#### [TASK STATEMENT]
In the entries below, identify every line with the string "samples" and copy it.

#### [GIVEN ENTRIES]
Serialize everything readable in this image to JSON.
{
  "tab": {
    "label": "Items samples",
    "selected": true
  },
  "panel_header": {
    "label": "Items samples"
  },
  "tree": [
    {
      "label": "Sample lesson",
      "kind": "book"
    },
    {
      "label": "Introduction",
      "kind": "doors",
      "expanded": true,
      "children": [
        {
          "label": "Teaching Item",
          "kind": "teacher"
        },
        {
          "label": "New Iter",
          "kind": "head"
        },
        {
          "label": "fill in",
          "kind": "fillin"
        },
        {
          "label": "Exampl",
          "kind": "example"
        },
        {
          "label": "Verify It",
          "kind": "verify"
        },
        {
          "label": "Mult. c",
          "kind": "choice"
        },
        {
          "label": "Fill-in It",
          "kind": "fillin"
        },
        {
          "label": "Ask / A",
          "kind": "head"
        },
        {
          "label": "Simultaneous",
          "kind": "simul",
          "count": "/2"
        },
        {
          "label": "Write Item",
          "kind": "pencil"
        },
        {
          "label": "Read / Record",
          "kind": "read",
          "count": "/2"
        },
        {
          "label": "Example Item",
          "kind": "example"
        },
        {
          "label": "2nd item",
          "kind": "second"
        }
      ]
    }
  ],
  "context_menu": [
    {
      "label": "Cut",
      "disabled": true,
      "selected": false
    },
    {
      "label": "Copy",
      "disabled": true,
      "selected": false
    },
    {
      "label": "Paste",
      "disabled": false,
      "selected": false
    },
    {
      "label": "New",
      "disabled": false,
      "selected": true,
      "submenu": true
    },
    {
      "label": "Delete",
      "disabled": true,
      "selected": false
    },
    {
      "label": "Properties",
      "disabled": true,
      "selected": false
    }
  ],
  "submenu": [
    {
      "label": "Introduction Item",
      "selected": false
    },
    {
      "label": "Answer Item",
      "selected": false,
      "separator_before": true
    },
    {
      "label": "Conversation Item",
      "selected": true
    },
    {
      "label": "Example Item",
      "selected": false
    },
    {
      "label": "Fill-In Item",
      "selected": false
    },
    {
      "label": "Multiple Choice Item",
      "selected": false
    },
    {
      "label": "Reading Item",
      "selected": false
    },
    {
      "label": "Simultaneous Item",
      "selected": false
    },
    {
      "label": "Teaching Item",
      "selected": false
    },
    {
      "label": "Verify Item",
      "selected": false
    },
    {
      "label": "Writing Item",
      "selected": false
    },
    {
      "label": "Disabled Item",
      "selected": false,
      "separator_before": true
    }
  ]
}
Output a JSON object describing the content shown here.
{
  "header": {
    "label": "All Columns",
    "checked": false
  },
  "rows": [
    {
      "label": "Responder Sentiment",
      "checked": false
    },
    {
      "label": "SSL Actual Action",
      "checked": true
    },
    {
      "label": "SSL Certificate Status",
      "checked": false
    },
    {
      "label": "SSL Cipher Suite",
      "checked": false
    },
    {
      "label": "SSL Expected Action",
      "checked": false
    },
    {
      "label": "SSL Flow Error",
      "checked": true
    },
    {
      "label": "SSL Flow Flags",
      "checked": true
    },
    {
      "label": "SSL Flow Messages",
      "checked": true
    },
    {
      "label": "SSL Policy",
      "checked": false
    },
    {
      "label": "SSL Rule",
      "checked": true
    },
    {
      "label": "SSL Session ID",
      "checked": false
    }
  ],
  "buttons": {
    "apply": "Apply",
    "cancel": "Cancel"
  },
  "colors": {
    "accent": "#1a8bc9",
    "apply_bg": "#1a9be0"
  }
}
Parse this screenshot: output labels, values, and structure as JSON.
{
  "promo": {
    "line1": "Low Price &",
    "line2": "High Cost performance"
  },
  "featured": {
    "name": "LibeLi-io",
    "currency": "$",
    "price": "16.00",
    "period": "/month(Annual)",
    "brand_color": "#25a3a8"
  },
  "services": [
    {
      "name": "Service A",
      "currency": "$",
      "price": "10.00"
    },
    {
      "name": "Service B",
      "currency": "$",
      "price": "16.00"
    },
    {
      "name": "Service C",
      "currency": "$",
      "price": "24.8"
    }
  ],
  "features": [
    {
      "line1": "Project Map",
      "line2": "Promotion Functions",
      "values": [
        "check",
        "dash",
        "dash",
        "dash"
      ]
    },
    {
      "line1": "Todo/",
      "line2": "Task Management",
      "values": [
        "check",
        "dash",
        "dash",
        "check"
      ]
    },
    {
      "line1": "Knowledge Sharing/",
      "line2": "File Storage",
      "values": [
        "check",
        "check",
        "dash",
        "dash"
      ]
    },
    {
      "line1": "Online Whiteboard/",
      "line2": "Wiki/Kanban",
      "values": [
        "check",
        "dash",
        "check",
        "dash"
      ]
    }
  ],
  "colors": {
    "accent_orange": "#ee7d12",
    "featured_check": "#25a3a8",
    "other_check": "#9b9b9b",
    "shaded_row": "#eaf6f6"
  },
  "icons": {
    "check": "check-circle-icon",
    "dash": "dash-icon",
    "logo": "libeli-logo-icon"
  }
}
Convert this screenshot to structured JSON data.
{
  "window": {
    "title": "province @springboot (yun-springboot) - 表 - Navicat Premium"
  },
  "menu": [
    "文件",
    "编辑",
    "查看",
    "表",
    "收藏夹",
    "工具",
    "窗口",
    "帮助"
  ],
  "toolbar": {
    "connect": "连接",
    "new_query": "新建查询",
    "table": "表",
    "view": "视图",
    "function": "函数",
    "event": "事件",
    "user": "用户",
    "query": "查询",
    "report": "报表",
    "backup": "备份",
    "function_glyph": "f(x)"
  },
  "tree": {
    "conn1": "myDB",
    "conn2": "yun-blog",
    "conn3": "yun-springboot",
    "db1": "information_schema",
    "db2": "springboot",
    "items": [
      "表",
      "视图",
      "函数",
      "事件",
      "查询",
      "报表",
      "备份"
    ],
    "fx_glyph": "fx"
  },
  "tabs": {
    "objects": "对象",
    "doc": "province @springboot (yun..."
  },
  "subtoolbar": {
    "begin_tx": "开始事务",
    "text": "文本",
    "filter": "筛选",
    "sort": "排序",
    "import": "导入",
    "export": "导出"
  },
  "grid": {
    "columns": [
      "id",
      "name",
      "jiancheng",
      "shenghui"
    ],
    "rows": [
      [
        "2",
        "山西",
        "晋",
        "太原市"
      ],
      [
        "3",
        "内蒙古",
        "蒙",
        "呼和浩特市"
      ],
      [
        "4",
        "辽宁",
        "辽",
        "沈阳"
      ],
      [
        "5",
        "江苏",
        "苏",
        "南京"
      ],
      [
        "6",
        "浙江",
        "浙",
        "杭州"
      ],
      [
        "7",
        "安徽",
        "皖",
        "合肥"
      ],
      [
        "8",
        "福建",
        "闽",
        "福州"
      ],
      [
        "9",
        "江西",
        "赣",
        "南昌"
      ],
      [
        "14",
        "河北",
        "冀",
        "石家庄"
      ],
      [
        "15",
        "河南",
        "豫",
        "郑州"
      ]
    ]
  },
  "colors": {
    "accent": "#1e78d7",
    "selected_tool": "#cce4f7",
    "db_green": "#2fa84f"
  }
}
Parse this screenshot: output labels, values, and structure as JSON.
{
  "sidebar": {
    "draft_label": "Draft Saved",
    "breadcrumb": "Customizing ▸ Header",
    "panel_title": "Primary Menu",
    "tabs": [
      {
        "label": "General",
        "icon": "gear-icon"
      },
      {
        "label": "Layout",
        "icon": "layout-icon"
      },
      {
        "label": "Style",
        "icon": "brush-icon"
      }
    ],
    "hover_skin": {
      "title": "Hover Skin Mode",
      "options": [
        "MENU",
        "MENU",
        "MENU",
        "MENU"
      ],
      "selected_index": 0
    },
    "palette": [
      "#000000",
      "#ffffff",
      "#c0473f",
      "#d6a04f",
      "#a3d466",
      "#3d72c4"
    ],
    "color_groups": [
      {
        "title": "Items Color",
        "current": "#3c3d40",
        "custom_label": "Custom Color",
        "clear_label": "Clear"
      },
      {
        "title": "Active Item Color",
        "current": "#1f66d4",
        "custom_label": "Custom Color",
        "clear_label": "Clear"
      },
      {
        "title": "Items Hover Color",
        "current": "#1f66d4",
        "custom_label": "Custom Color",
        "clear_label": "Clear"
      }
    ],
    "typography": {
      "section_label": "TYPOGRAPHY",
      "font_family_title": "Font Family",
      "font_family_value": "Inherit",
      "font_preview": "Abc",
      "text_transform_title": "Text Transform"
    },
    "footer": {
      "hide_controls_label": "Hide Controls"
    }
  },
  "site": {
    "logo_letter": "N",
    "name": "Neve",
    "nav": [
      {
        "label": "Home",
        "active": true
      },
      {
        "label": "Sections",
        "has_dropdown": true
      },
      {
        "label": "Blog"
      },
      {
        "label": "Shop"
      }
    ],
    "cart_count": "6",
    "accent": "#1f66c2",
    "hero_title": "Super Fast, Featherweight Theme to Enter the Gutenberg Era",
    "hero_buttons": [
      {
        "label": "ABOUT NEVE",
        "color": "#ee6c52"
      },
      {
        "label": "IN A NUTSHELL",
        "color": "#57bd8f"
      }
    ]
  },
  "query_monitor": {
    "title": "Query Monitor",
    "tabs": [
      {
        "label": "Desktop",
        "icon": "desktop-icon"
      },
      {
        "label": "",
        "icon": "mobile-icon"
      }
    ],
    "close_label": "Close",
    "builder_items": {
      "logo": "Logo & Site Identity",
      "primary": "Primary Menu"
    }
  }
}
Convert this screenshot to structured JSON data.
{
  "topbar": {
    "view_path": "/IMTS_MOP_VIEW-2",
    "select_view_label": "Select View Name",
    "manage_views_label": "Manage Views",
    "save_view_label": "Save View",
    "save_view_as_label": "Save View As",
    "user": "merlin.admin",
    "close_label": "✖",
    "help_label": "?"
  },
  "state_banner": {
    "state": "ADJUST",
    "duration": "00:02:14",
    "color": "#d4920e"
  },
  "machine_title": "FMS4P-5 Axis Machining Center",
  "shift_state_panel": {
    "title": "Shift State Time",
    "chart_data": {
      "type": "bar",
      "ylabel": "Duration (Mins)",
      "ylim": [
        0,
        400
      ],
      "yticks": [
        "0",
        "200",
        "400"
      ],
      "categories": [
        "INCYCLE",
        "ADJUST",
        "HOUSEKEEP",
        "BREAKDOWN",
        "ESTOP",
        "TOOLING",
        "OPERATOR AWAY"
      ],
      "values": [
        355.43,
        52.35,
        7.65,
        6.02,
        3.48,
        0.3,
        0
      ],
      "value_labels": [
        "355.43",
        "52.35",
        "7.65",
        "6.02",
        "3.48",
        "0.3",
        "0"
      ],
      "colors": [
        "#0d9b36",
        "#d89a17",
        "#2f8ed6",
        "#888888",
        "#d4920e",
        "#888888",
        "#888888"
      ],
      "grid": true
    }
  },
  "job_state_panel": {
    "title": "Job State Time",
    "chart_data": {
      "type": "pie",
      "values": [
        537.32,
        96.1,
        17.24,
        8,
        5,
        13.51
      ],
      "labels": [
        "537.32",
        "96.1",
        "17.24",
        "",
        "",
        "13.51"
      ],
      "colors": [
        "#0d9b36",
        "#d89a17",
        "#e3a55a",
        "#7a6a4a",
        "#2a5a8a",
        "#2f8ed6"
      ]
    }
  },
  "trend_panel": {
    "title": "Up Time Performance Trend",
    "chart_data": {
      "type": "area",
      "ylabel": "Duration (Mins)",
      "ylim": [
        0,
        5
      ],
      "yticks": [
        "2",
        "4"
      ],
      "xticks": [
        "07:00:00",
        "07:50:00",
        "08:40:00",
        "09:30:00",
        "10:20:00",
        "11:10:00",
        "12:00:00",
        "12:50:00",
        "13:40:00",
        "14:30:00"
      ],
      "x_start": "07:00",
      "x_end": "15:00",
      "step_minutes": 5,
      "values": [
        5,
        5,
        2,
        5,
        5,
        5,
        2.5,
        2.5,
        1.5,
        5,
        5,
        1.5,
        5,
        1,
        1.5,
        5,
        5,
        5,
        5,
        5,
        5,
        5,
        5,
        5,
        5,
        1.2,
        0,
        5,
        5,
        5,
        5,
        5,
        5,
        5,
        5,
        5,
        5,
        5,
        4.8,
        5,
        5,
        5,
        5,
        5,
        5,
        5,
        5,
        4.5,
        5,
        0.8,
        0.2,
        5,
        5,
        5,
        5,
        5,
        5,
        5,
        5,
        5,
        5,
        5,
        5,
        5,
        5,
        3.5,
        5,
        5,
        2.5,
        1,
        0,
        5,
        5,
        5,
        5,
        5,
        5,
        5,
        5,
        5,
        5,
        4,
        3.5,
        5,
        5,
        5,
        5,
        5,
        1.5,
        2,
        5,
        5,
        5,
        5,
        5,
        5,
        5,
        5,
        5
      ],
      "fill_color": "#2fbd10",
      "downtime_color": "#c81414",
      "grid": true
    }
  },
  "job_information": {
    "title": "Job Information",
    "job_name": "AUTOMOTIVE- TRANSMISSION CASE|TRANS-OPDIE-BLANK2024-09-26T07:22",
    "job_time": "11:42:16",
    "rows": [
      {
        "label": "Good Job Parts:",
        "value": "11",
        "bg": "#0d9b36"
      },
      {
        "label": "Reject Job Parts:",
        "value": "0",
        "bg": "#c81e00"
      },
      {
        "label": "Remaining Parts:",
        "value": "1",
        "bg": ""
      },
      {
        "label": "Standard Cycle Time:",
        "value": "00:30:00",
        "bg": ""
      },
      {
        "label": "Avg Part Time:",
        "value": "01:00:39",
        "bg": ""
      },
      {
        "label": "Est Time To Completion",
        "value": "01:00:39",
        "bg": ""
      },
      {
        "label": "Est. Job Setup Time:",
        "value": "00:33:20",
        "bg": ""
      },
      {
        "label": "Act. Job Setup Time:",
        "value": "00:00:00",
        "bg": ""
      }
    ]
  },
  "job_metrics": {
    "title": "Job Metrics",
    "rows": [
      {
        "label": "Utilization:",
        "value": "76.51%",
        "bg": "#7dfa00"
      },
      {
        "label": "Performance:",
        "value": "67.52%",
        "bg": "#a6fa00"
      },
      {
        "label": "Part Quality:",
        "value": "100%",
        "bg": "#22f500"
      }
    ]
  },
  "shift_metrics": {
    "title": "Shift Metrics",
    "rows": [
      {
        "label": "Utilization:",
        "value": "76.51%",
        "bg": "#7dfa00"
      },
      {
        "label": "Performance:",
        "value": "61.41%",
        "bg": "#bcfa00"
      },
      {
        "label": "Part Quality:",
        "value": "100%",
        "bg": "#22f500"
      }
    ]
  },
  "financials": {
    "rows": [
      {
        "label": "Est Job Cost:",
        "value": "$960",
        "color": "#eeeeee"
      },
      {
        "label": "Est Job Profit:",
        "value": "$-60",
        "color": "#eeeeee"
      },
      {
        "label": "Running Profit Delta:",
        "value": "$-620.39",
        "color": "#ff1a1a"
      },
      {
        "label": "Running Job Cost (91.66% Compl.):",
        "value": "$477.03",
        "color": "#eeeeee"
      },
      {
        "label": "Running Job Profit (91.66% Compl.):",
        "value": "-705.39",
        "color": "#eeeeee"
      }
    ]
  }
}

#### [PROBLEM SOLUTION]
    "label": "Items samples",
    "label": "Items samples"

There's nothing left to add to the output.